→ **Texte fourni**:
▬▬▬

• [^] # Re: parité à 2 cents...

    Posté par . En réponse à la dépêche Les femmes et le logiciel libre : retours d'une conférence des RMLL. Évalué à 2.

    Ah oui quelle discrimination, les entrées en boîte de nuit gratuites pour les femmes, les sites de rencontres à majorité masculine, la garde des enfants automatique (en mentant parfois un petit peu avec une touche de violence conjuguale ou de pédophilie) pour les femmes et la pension pour les hommes ou encore les expressions teintées de réalité "L'homme propose, la femme dispose"

    lit ou relit ce que j'ai écrit https://linuxfr.org/comments/1143905.html#1143905 , tu verras que ce que tu soulignes fait parti des absurdités que je dénonce ( meme si je suis une femme de paille à tes yeux ).

    pour ce qui est des mensonges de certaines femmes, cela se retourne de plus en plus souvent contre les femmes qui portent des accusions sans preuve pour s'assurer de la garde totale des enfants.

    je suis contre toutes les formes de discriminations .
    un discriminant est un critère qui permet séparer en deux un groupe. comme je l'ai dit , l'idéal serait qu'aucun discriminant n'apparaisse statistiquement ; cela signifie qu'etre une femme ou un homme, etre blanc ou noir ne change rien.

▬▬▬

→ **Les données**:
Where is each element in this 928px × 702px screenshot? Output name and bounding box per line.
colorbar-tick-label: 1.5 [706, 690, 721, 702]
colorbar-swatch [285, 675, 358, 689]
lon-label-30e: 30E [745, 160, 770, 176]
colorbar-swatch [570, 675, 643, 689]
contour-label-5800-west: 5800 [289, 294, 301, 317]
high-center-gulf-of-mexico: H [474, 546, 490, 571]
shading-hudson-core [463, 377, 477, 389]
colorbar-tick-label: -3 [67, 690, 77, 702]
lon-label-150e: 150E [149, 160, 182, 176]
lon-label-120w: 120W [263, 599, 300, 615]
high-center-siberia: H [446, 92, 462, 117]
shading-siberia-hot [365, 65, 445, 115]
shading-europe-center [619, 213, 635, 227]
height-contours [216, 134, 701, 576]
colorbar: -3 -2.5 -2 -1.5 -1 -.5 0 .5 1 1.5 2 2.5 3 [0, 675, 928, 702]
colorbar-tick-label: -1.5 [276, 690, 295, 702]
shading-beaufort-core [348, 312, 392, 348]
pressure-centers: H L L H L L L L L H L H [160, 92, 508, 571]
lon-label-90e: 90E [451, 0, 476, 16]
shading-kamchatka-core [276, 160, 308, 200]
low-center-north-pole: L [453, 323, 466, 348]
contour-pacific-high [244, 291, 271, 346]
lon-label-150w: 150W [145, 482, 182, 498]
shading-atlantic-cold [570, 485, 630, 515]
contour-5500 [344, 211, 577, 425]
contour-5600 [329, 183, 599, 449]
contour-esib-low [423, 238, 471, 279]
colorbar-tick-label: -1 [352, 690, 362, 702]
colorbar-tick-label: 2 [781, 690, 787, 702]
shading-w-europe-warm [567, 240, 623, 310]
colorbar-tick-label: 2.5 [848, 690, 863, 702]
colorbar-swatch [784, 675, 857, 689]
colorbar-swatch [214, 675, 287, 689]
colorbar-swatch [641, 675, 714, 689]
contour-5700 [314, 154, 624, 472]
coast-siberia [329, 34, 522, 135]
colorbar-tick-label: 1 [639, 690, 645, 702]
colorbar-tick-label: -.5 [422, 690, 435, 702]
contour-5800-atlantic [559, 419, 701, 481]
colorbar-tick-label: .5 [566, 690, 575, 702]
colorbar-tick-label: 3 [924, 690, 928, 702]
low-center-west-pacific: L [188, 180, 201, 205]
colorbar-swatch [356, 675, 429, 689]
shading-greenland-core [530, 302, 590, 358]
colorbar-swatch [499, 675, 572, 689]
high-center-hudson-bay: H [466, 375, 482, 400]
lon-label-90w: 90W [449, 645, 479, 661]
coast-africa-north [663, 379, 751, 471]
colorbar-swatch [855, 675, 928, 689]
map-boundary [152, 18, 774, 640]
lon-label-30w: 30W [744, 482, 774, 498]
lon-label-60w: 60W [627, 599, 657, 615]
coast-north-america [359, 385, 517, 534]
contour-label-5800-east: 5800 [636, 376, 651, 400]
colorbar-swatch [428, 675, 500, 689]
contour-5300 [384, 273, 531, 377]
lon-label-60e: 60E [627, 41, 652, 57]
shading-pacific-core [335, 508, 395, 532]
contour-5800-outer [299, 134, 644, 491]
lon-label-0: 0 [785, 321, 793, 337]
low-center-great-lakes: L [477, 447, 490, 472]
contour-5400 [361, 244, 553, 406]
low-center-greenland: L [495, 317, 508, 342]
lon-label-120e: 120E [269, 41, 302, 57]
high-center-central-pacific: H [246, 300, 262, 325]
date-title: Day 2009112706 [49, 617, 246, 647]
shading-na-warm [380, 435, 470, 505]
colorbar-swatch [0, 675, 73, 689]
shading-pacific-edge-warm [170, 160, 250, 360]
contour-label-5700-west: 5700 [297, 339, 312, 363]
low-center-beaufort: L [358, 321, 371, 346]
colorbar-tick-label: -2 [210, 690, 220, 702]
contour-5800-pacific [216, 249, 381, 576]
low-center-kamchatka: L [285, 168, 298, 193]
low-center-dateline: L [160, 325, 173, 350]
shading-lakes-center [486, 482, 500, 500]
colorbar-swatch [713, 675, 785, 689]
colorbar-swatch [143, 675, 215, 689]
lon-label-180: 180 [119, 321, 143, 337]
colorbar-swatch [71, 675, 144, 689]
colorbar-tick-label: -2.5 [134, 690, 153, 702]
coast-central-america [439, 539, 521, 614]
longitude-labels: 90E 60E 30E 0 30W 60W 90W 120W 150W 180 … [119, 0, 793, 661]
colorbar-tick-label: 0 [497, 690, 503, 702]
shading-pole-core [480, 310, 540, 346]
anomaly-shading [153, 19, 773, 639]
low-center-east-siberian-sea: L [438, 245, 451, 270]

▬▬▬

→ **Travail demandé**:
a) Répondez aux questions suivantes sur le commentaire consacré à la discrimination.
(i) En réponse à quelle dépêche ce commentaire a-t-il été posté ?
(ii) Selon le commentaire, contre qui les mensonges de certaines femmes se retournent-ils de plus en plus souvent ?
(iii) Comment le commentaire définit-il un discriminant ?
b) Rédigez la suite du commentaire sur la discrimination, à partir de sa dernière phrase.

→ **Corrigé**:
a)
(i) La dépêche « Les femmes et le logiciel libre : retours d'une conférence des RMLL ».
(ii) Contre les femmes qui accusent sans preuve pour s'assurer de la garde totale des enfants.
(iii) C'est un critère qui permet de séparer un groupe en deux.

b)
    la discrimination positive est une ânerie car c'est une discrimination négative qui est estampillé " mais là c bien ".

    Je suis pour l'évolution des mentalités, pour l'éducation ... pas pour cette culture puante française qui consiste à prendre le citoyen pour un incapable et de ne rien faire pour l'éduquer mais tout faire pour le sanctionner.

    Ce n'est pas en France que l'on se pose la question du bon sens de la politique carcérale, mais aux royaumes unis, le débat a été lancé sur la question de l'intérêt d'une politique reposant essentiellement sur la punition privative tel que l'univers carcéral le permet depuis des siècles ... avec comme effet pervers de donner bonne conscience à certains mais de ne rien faire pour lutter réellement contre la délinquance ou la criminalité.